=== DATASET ROWS ===

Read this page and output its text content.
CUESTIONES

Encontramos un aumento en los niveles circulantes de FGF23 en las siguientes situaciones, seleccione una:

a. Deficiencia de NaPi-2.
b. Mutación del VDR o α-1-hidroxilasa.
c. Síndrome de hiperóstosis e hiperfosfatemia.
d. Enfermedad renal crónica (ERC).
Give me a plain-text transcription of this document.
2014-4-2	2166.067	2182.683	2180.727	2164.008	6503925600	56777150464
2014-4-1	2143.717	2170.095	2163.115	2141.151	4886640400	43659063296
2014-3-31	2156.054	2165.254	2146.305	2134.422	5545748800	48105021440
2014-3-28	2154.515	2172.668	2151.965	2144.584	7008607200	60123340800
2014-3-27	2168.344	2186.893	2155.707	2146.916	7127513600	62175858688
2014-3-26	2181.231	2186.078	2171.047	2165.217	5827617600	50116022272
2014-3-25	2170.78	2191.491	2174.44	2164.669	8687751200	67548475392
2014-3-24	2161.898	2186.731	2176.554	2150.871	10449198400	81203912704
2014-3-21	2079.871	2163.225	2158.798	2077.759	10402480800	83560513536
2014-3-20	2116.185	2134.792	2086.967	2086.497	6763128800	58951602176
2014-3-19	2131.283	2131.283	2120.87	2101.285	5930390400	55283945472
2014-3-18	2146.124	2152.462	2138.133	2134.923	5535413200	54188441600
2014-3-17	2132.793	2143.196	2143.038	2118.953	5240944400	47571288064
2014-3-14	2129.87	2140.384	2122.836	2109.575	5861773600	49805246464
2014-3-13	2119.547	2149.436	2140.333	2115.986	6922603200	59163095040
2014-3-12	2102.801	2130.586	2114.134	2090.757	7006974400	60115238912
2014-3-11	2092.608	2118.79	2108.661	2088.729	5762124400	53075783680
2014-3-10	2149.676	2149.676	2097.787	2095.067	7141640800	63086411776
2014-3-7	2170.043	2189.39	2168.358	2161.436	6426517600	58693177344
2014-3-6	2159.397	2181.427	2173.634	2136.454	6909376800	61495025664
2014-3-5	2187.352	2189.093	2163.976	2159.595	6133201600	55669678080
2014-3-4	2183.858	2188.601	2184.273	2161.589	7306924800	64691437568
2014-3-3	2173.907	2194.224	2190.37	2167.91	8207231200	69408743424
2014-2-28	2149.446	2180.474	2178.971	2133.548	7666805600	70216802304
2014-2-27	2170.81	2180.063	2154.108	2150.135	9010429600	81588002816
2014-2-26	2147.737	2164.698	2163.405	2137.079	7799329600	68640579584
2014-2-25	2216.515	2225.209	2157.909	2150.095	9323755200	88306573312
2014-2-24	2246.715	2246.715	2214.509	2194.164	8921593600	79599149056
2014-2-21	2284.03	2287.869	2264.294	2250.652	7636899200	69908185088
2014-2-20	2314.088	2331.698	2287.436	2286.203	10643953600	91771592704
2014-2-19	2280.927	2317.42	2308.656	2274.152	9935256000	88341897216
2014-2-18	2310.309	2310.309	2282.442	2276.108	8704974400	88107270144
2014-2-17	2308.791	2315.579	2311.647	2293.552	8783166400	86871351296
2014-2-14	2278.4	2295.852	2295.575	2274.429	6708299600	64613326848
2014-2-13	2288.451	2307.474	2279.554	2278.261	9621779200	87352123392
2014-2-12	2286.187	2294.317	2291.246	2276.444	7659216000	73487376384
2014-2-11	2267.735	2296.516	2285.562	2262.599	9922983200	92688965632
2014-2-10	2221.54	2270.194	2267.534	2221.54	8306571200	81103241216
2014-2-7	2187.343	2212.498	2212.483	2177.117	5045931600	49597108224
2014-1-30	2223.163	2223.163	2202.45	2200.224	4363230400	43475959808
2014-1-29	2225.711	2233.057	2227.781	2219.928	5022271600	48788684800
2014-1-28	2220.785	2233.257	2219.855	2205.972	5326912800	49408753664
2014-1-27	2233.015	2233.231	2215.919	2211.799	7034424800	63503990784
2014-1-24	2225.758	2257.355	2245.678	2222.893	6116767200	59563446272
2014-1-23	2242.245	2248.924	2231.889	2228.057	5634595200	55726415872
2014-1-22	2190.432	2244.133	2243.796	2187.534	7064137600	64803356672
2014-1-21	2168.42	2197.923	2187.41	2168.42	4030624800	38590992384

===

## SHORT EXERCISE
Give back all the records exactly as they stand.

## RESULT OF THIS EXERCISE
Read this page and output its text content.
CUESTIONES

Encontramos un aumento en los niveles circulantes de FGF23 en las siguientes situaciones, seleccione una:

a. Deficiencia de NaPi-2.
b. Mutación del VDR o α-1-hidroxilasa.
c. Síndrome de hiperóstosis e hiperfosfatemia.
d. Enfermedad renal crónica (ERC).
Give me a plain-text transcription of this document.
2014-4-2	2166.067	2182.683	2180.727	2164.008	6503925600	56777150464
2014-4-1	2143.717	2170.095	2163.115	2141.151	4886640400	43659063296
2014-3-31	2156.054	2165.254	2146.305	2134.422	5545748800	48105021440
2014-3-28	2154.515	2172.668	2151.965	2144.584	7008607200	60123340800
2014-3-27	2168.344	2186.893	2155.707	2146.916	7127513600	62175858688
2014-3-26	2181.231	2186.078	2171.047	2165.217	5827617600	50116022272
2014-3-25	2170.78	2191.491	2174.44	2164.669	8687751200	67548475392
2014-3-24	2161.898	2186.731	2176.554	2150.871	10449198400	81203912704
2014-3-21	2079.871	2163.225	2158.798	2077.759	10402480800	83560513536
2014-3-20	2116.185	2134.792	2086.967	2086.497	6763128800	58951602176
2014-3-19	2131.283	2131.283	2120.87	2101.285	5930390400	55283945472
2014-3-18	2146.124	2152.462	2138.133	2134.923	5535413200	54188441600
2014-3-17	2132.793	2143.196	2143.038	2118.953	5240944400	47571288064
2014-3-14	2129.87	2140.384	2122.836	2109.575	5861773600	49805246464
2014-3-13	2119.547	2149.436	2140.333	2115.986	6922603200	59163095040
2014-3-12	2102.801	2130.586	2114.134	2090.757	7006974400	60115238912
2014-3-11	2092.608	2118.79	2108.661	2088.729	5762124400	53075783680
2014-3-10	2149.676	2149.676	2097.787	2095.067	7141640800	63086411776
2014-3-7	2170.043	2189.39	2168.358	2161.436	6426517600	58693177344
2014-3-6	2159.397	2181.427	2173.634	2136.454	6909376800	61495025664
2014-3-5	2187.352	2189.093	2163.976	2159.595	6133201600	55669678080
2014-3-4	2183.858	2188.601	2184.273	2161.589	7306924800	64691437568
2014-3-3	2173.907	2194.224	2190.37	2167.91	8207231200	69408743424
2014-2-28	2149.446	2180.474	2178.971	2133.548	7666805600	70216802304
2014-2-27	2170.81	2180.063	2154.108	2150.135	9010429600	81588002816
2014-2-26	2147.737	2164.698	2163.405	2137.079	7799329600	68640579584
2014-2-25	2216.515	2225.209	2157.909	2150.095	9323755200	88306573312
2014-2-24	2246.715	2246.715	2214.509	2194.164	8921593600	79599149056
2014-2-21	2284.03	2287.869	2264.294	2250.652	7636899200	69908185088
2014-2-20	2314.088	2331.698	2287.436	2286.203	10643953600	91771592704
2014-2-19	2280.927	2317.42	2308.656	2274.152	9935256000	88341897216
2014-2-18	2310.309	2310.309	2282.442	2276.108	8704974400	88107270144
2014-2-17	2308.791	2315.579	2311.647	2293.552	8783166400	86871351296
2014-2-14	2278.4	2295.852	2295.575	2274.429	6708299600	64613326848
2014-2-13	2288.451	2307.474	2279.554	2278.261	9621779200	87352123392
2014-2-12	2286.187	2294.317	2291.246	2276.444	7659216000	73487376384
2014-2-11	2267.735	2296.516	2285.562	2262.599	9922983200	92688965632
2014-2-10	2221.54	2270.194	2267.534	2221.54	8306571200	81103241216
2014-2-7	2187.343	2212.498	2212.483	2177.117	5045931600	49597108224
2014-1-30	2223.163	2223.163	2202.45	2200.224	4363230400	43475959808
2014-1-29	2225.711	2233.057	2227.781	2219.928	5022271600	48788684800
2014-1-28	2220.785	2233.257	2219.855	2205.972	5326912800	49408753664
2014-1-27	2233.015	2233.231	2215.919	2211.799	7034424800	63503990784
2014-1-24	2225.758	2257.355	2245.678	2222.893	6116767200	59563446272
2014-1-23	2242.245	2248.924	2231.889	2228.057	5634595200	55726415872
2014-1-22	2190.432	2244.133	2243.796	2187.534	7064137600	64803356672
2014-1-21	2168.42	2197.923	2187.41	2168.42	4030624800	38590992384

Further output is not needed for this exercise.